• **Problem statement**
Output every line of the items as a JSON list of strings, one string per line, with blank lines skipped and the pictures left out.

(Element location listings)
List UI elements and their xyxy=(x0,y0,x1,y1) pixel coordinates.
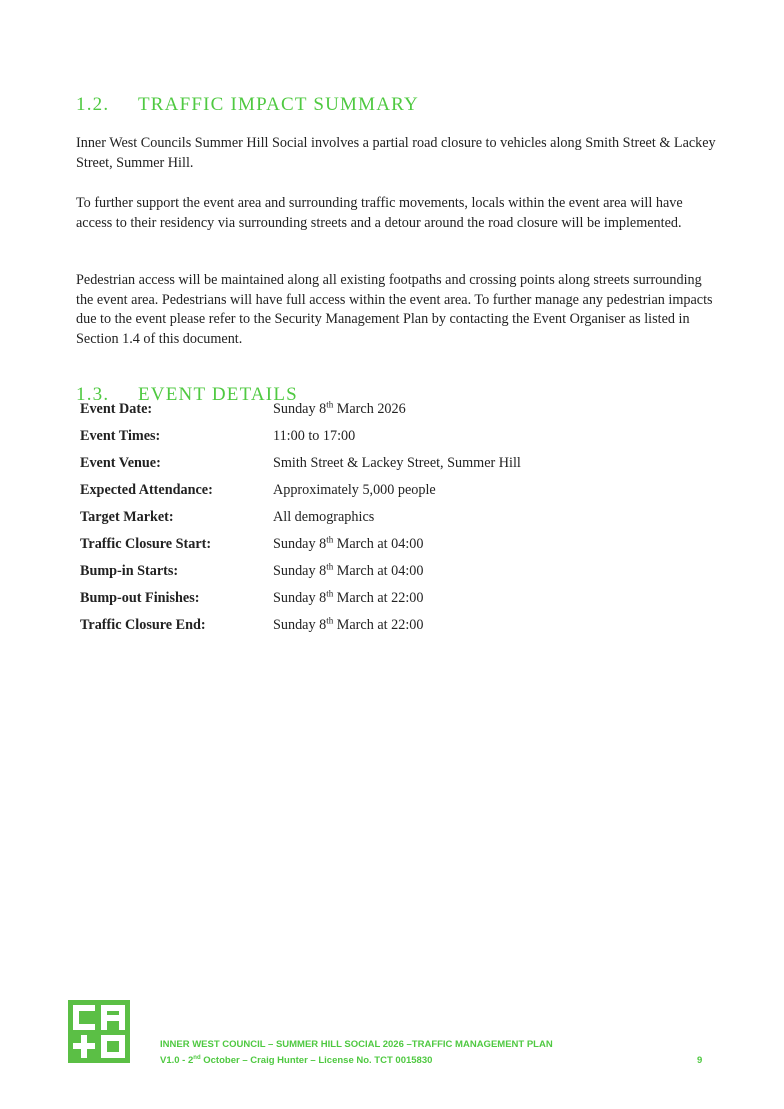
detail-value xyxy=(273,536,423,553)
value-sup: th xyxy=(326,615,334,626)
value-text: March at 22:00 xyxy=(333,590,424,606)
detail-label: Event Venue: xyxy=(80,455,161,471)
value-text: Sunday 8 xyxy=(273,617,327,633)
paragraph: Inner West Councils Summer Hill Social involves a partial road closure to vehicles along Smith Street & Lackey Street, Summer Hill. xyxy=(76,135,716,171)
section-title: EVENT DETAILS xyxy=(138,384,298,405)
section-heading-traffic-impact xyxy=(76,94,419,116)
detail-label: Traffic Closure Start: xyxy=(80,536,212,552)
detail-label: Bump-in Starts: xyxy=(80,563,179,579)
event-details-table xyxy=(80,396,521,639)
paragraph: Pedestrian access will be maintained along all existing footpaths and crossing points along streets surrounding the event area. Pedestrians will have full access within the event area. To further manage any pedestrian impacts due to the event please refer to the Security Management Plan by contacting the Event Organiser as listed in Section 1.4 of this document. xyxy=(76,272,713,347)
event-detail-row xyxy=(80,450,521,477)
value-sup: th xyxy=(326,534,334,545)
detail-value xyxy=(273,455,521,472)
detail-label: Target Market: xyxy=(80,509,174,525)
detail-label: Bump-out Finishes: xyxy=(80,590,200,606)
detail-value xyxy=(273,617,423,634)
section-number: 1.2. xyxy=(76,94,110,115)
page-number: 9 xyxy=(697,1055,703,1066)
value-sup: th xyxy=(326,399,334,410)
detail-value xyxy=(273,590,423,607)
detail-label: Traffic Closure End: xyxy=(80,617,206,633)
section-number: 1.3. xyxy=(76,384,110,405)
event-detail-row xyxy=(80,558,521,585)
value-text: Approximately 5,000 people xyxy=(273,482,436,498)
detail-value xyxy=(273,563,423,580)
detail-value xyxy=(273,509,374,526)
value-text: 11:00 to 17:00 xyxy=(273,428,356,444)
detail-label: Event Date: xyxy=(80,401,153,417)
company-logo xyxy=(68,1000,130,1063)
value-text: Sunday 8 xyxy=(273,590,327,606)
value-text: March at 22:00 xyxy=(333,617,424,633)
detail-label: Event Times: xyxy=(80,428,161,444)
event-detail-row xyxy=(80,504,521,531)
footer-version xyxy=(160,1055,432,1066)
footer-title: INNER WEST COUNCIL – SUMMER HILL SOCIAL 2026 –TRAFFIC MANAGEMENT PLAN xyxy=(160,1039,553,1050)
event-detail-row xyxy=(80,612,521,639)
event-detail-row xyxy=(80,423,521,450)
version-text: October – Craig Hunter – License No. TCT 0015830 xyxy=(200,1055,433,1066)
detail-value xyxy=(273,428,355,445)
event-detail-row xyxy=(80,477,521,504)
section-title: TRAFFIC IMPACT SUMMARY xyxy=(138,94,419,115)
value-text: March at 04:00 xyxy=(333,563,424,579)
value-text: March 2026 xyxy=(333,401,406,417)
paragraph: To further support the event area and surrounding traffic movements, locals within the event area will have access to their residency via surrounding streets and a detour around the road closure will be implemented. xyxy=(76,195,683,231)
version-text: V1.0 - 2 xyxy=(160,1055,194,1066)
event-detail-row xyxy=(80,531,521,558)
value-sup: th xyxy=(326,588,334,599)
value-text: Sunday 8 xyxy=(273,536,327,552)
value-text: All demographics xyxy=(273,509,375,525)
detail-value xyxy=(273,401,406,418)
value-text: March at 04:00 xyxy=(333,536,424,552)
value-sup: th xyxy=(326,561,334,572)
event-detail-row xyxy=(80,396,521,423)
value-text: Sunday 8 xyxy=(273,563,327,579)
detail-value xyxy=(273,482,436,499)
detail-label: Expected Attendance: xyxy=(80,482,213,498)
version-sup: nd xyxy=(193,1054,201,1061)
value-text: Smith Street & Lackey Street, Summer Hill xyxy=(273,455,521,471)
value-text: Sunday 8 xyxy=(273,401,327,417)
event-detail-row xyxy=(80,585,521,612)
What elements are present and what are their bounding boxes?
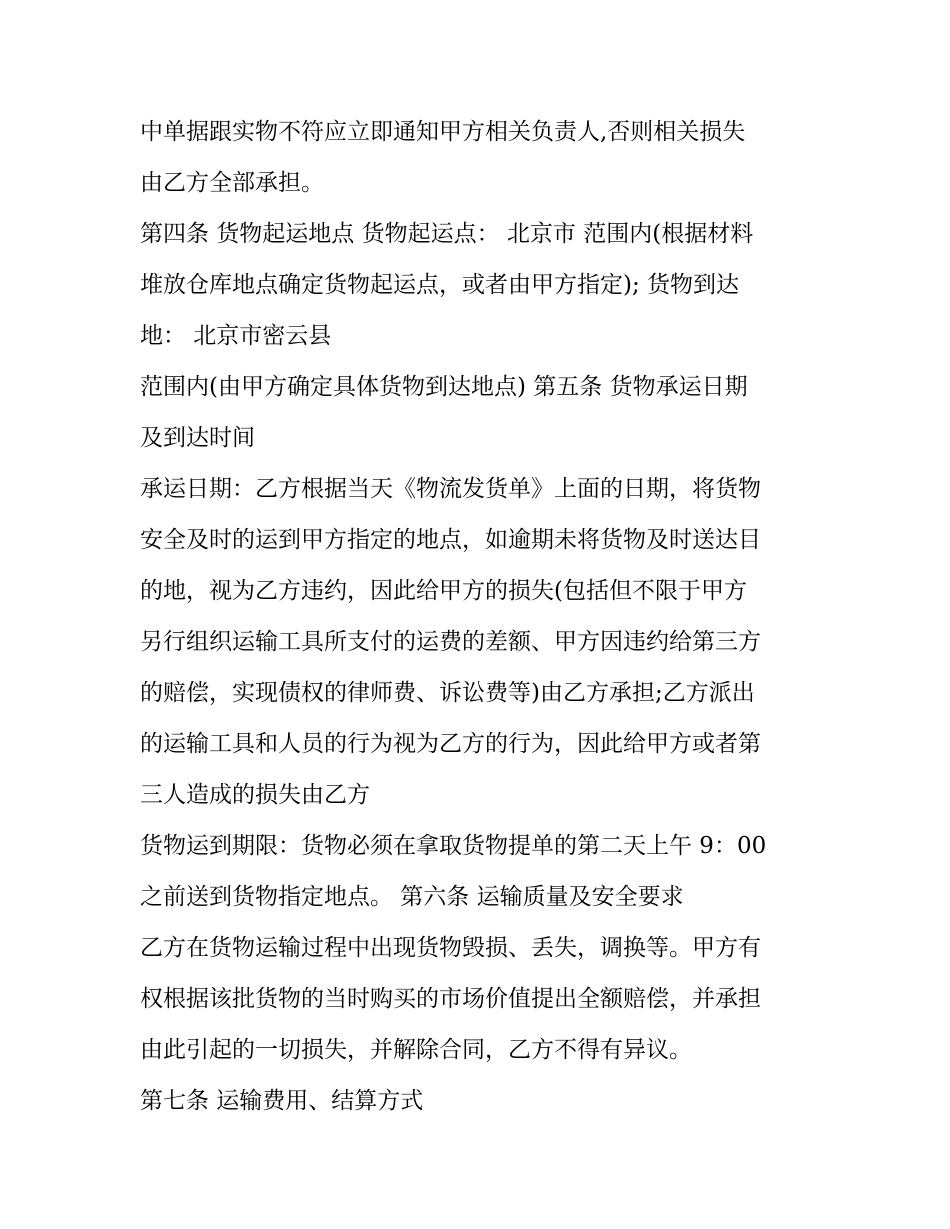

• **Complete response**
[
  "List UI elements and their xyxy=(x0,y0,x1,y1) pixel coordinates.",
  "detail-value xyxy=(273,536,423,553)",
  "value-sup: th xyxy=(326,615,334,626)",
  "value-text: March at 22:00 xyxy=(333,590,424,606)",
  "detail-label: Event Venue: xyxy=(80,455,161,471)",
  "value-text: Sunday 8 xyxy=(273,617,327,633)",
  "paragraph: Inner West Councils Summer Hill Social involves a partial road closure to vehicles along Smith Street & Lackey Street, Summer Hill. xyxy=(76,135,716,171)",
  "section-title: EVENT DETAILS xyxy=(138,384,298,405)",
  "section-heading-traffic-impact xyxy=(76,94,419,116)",
  "detail-label: Traffic Closure Start: xyxy=(80,536,212,552)",
  "detail-label: Bump-in Starts: xyxy=(80,563,179,579)",
  "event-details-table xyxy=(80,396,521,639)",
  "paragraph: Pedestrian access will be maintained along all existing footpaths and crossing points along streets surrounding the event area. Pedestrians will have full access within the event area. To further manage any pedestrian impacts due to the event please refer to the Security Management Plan by contacting the Event Organiser as listed in Section 1.4 of this document. xyxy=(76,272,713,347)",
  "event-detail-row xyxy=(80,450,521,477)",
  "value-sup: th xyxy=(326,534,334,545)",
  "detail-value xyxy=(273,455,521,472)",
  "detail-label: Target Market: xyxy=(80,509,174,525)",
  "detail-label: Bump-out Finishes: xyxy=(80,590,200,606)",
  "detail-value xyxy=(273,617,423,634)",
  "section-number: 1.2. xyxy=(76,94,110,115)",
  "page-number: 9 xyxy=(697,1055,703,1066)",
  "value-sup: th xyxy=(326,399,334,410)",
  "detail-value xyxy=(273,590,423,607)",
  "detail-label: Traffic Closure End: xyxy=(80,617,206,633)",
  "section-number: 1.3. xyxy=(76,384,110,405)",
  "event-detail-row xyxy=(80,558,521,585)",
  "value-text: Approximately 5,000 people xyxy=(273,482,436,498)",
  "detail-value xyxy=(273,563,423,580)",
  "detail-value xyxy=(273,509,374,526)",
  "value-text: 11:00 to 17:00 xyxy=(273,428,356,444)",
  "detail-label: Event Date: xyxy=(80,401,153,417)",
  "company-logo xyxy=(68,1000,130,1063)",
  "value-text: Sunday 8 xyxy=(273,590,327,606)",
  "value-text: March at 22:00 xyxy=(333,617,424,633)",
  "detail-label: Event Times: xyxy=(80,428,161,444)",
  "event-detail-row xyxy=(80,504,521,531)",
  "footer-version xyxy=(160,1055,432,1066)",
  "footer-title: INNER WEST COUNCIL – SUMMER HILL SOCIAL 2026 –TRAFFIC MANAGEMENT PLAN xyxy=(160,1039,553,1050)",
  "event-detail-row xyxy=(80,612,521,639)",
  "event-detail-row xyxy=(80,423,521,450)",
  "version-text: October – Craig Hunter – License No. TCT 0015830 xyxy=(200,1055,433,1066)",
  "detail-value xyxy=(273,428,355,445)",
  "event-detail-row xyxy=(80,477,521,504)",
  "section-title: TRAFFIC IMPACT SUMMARY xyxy=(138,94,419,115)",
  "value-text: March at 04:00 xyxy=(333,563,424,579)",
  "value-text: March 2026 xyxy=(333,401,406,417)",
  "paragraph: To further support the event area and surrounding traffic movements, locals within the event area will have access to their residency via surrounding streets and a detour around the road closure will be implemented. xyxy=(76,195,683,231)",
  "version-text: V1.0 - 2 xyxy=(160,1055,194,1066)",
  "event-detail-row xyxy=(80,531,521,558)",
  "value-sup: th xyxy=(326,588,334,599)",
  "value-text: Sunday 8 xyxy=(273,536,327,552)",
  "value-text: All demographics xyxy=(273,509,375,525)",
  "detail-value xyxy=(273,401,406,418)",
  "value-text: March at 04:00 xyxy=(333,536,424,552)",
  "value-sup: th xyxy=(326,561,334,572)",
  "event-detail-row xyxy=(80,396,521,423)",
  "value-text: Sunday 8 xyxy=(273,563,327,579)",
  "detail-value xyxy=(273,482,436,499)",
  "detail-label: Expected Attendance: xyxy=(80,482,213,498)",
  "version-sup: nd xyxy=(193,1054,201,1061)",
  "value-text: Smith Street & Lackey Street, Summer Hill xyxy=(273,455,521,471)",
  "value-text: Sunday 8 xyxy=(273,401,327,417)",
  "event-detail-row xyxy=(80,585,521,612)",
  "What elements are present and what are their bounding boxes?"
]